[Work required] Would you quote the material below in full and unchanged?

[Data entries]
■ ■ ■ ■ ■ ■ ■
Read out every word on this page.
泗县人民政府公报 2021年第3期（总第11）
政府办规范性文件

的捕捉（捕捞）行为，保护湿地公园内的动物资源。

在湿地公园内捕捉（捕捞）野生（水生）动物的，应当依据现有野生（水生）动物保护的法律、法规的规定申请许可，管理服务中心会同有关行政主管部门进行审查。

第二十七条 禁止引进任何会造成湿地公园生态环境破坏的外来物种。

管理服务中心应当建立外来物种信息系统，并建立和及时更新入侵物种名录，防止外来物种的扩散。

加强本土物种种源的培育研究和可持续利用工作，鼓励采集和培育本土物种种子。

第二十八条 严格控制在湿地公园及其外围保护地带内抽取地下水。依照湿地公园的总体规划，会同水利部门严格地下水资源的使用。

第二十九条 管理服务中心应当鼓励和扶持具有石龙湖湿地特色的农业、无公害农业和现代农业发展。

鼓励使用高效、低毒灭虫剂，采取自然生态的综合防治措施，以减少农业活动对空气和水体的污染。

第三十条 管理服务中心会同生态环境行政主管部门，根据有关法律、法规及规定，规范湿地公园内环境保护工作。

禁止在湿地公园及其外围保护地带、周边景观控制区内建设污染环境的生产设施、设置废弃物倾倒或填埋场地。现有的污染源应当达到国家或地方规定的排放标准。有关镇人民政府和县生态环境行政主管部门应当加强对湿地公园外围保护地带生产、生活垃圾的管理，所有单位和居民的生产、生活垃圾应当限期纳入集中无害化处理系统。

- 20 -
■ ■ ■ ■ ■ ■ ■
[Reply to the task]
Read out every word on this page.
泗县人民政府公报 2021年第3期（总第11）
政府办规范性文件

的捕捉（捕捞）行为，保护湿地公园内的动物资源。

在湿地公园内捕捉（捕捞）野生（水生）动物的，应当依据现有野生（水生）动物保护的法律、法规的规定申请许可，管理服务中心会同有关行政主管部门进行审查。

第二十七条 禁止引进任何会造成湿地公园生态环境破坏的外来物种。

管理服务中心应当建立外来物种信息系统，并建立和及时更新入侵物种名录，防止外来物种的扩散。

加强本土物种种源的培育研究和可持续利用工作，鼓励采集和培育本土物种种子。

第二十八条 严格控制在湿地公园及其外围保护地带内抽取地下水。依照湿地公园的总体规划，会同水利部门严格地下水资源的使用。

第二十九条 管理服务中心应当鼓励和扶持具有石龙湖湿地特色的农业、无公害农业和现代农业发展。

鼓励使用高效、低毒灭虫剂，采取自然生态的综合防治措施，以减少农业活动对空气和水体的污染。

第三十条 管理服务中心会同生态环境行政主管部门，根据有关法律、法规及规定，规范湿地公园内环境保护工作。

禁止在湿地公园及其外围保护地带、周边景观控制区内建设污染环境的生产设施、设置废弃物倾倒或填埋场地。现有的污染源应当达到国家或地方规定的排放标准。有关镇人民政府和县生态环境行政主管部门应当加强对湿地公园外围保护地带生产、生活垃圾的管理，所有单位和居民的生产、生活垃圾应当限期纳入集中无害化处理系统。

- 20 -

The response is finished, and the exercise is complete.